--- Data provided ---
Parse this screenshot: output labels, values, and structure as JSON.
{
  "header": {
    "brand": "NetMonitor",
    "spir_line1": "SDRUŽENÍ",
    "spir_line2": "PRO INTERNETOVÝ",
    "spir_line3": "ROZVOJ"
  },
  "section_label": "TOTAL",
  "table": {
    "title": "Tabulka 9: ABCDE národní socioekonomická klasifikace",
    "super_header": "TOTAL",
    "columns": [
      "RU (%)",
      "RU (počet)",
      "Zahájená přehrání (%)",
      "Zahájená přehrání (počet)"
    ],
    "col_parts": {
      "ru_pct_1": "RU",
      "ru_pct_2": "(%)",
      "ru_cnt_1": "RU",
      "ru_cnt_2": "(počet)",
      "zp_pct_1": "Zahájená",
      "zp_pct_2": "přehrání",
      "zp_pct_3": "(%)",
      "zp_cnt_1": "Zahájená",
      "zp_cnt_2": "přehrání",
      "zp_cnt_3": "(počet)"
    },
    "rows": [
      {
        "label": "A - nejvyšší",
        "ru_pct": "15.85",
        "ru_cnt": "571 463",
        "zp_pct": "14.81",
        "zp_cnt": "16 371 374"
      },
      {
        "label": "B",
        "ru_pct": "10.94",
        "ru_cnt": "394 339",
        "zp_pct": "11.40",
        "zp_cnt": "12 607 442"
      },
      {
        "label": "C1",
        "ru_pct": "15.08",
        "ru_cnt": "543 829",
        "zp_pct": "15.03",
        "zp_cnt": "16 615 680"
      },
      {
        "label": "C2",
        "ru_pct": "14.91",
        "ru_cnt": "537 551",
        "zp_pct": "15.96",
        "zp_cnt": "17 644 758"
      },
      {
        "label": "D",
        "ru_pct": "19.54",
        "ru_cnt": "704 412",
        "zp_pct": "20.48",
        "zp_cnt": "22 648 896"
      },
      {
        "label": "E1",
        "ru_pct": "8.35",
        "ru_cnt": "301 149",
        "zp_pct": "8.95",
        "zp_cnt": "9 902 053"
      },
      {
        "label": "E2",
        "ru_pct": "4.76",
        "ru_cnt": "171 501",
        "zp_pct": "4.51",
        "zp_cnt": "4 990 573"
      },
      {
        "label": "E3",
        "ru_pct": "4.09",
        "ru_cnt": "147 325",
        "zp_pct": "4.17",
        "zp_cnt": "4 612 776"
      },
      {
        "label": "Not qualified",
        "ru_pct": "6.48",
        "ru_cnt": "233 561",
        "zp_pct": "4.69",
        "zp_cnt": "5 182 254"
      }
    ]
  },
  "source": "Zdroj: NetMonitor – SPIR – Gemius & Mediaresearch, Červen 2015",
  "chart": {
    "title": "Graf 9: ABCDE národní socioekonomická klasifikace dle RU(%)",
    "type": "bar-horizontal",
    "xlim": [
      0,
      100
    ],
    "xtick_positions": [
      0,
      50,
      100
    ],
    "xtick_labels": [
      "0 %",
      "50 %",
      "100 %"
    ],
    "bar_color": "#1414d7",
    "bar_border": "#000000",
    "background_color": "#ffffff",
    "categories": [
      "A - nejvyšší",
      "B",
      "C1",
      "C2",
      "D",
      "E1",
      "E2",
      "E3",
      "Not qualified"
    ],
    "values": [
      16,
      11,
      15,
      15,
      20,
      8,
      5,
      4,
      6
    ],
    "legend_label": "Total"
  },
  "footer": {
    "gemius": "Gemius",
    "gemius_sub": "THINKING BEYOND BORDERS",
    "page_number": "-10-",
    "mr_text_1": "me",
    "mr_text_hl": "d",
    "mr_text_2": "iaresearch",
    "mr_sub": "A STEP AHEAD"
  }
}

--- Exercise brief ---
Each record should come back exactly as written.

--- Full solution ---
Parse this screenshot: output labels, values, and structure as JSON.
{
  "header": {
    "brand": "NetMonitor",
    "spir_line1": "SDRUŽENÍ",
    "spir_line2": "PRO INTERNETOVÝ",
    "spir_line3": "ROZVOJ"
  },
  "section_label": "TOTAL",
  "table": {
    "title": "Tabulka 9: ABCDE národní socioekonomická klasifikace",
    "super_header": "TOTAL",
    "columns": [
      "RU (%)",
      "RU (počet)",
      "Zahájená přehrání (%)",
      "Zahájená přehrání (počet)"
    ],
    "col_parts": {
      "ru_pct_1": "RU",
      "ru_pct_2": "(%)",
      "ru_cnt_1": "RU",
      "ru_cnt_2": "(počet)",
      "zp_pct_1": "Zahájená",
      "zp_pct_2": "přehrání",
      "zp_pct_3": "(%)",
      "zp_cnt_1": "Zahájená",
      "zp_cnt_2": "přehrání",
      "zp_cnt_3": "(počet)"
    },
    "rows": [
      {
        "label": "A - nejvyšší",
        "ru_pct": "15.85",
        "ru_cnt": "571 463",
        "zp_pct": "14.81",
        "zp_cnt": "16 371 374"
      },
      {
        "label": "B",
        "ru_pct": "10.94",
        "ru_cnt": "394 339",
        "zp_pct": "11.40",
        "zp_cnt": "12 607 442"
      },
      {
        "label": "C1",
        "ru_pct": "15.08",
        "ru_cnt": "543 829",
        "zp_pct": "15.03",
        "zp_cnt": "16 615 680"
      },
      {
        "label": "C2",
        "ru_pct": "14.91",
        "ru_cnt": "537 551",
        "zp_pct": "15.96",
        "zp_cnt": "17 644 758"
      },
      {
        "label": "D",
        "ru_pct": "19.54",
        "ru_cnt": "704 412",
        "zp_pct": "20.48",
        "zp_cnt": "22 648 896"
      },
      {
        "label": "E1",
        "ru_pct": "8.35",
        "ru_cnt": "301 149",
        "zp_pct": "8.95",
        "zp_cnt": "9 902 053"
      },
      {
        "label": "E2",
        "ru_pct": "4.76",
        "ru_cnt": "171 501",
        "zp_pct": "4.51",
        "zp_cnt": "4 990 573"
      },
      {
        "label": "E3",
        "ru_pct": "4.09",
        "ru_cnt": "147 325",
        "zp_pct": "4.17",
        "zp_cnt": "4 612 776"
      },
      {
        "label": "Not qualified",
        "ru_pct": "6.48",
        "ru_cnt": "233 561",
        "zp_pct": "4.69",
        "zp_cnt": "5 182 254"
      }
    ]
  },
  "source": "Zdroj: NetMonitor – SPIR – Gemius & Mediaresearch, Červen 2015",
  "chart": {
    "title": "Graf 9: ABCDE národní socioekonomická klasifikace dle RU(%)",
    "type": "bar-horizontal",
    "xlim": [
      0,
      100
    ],
    "xtick_positions": [
      0,
      50,
      100
    ],
    "xtick_labels": [
      "0 %",
      "50 %",
      "100 %"
    ],
    "bar_color": "#1414d7",
    "bar_border": "#000000",
    "background_color": "#ffffff",
    "categories": [
      "A - nejvyšší",
      "B",
      "C1",
      "C2",
      "D",
      "E1",
      "E2",
      "E3",
      "Not qualified"
    ],
    "values": [
      16,
      11,
      15,
      15,
      20,
      8,
      5,
      4,
      6
    ],
    "legend_label": "Total"
  },
  "footer": {
    "gemius": "Gemius",
    "gemius_sub": "THINKING BEYOND BORDERS",
    "page_number": "-10-",
    "mr_text_1": "me",
    "mr_text_hl": "d",
    "mr_text_2": "iaresearch",
    "mr_sub": "A STEP AHEAD"
  }
}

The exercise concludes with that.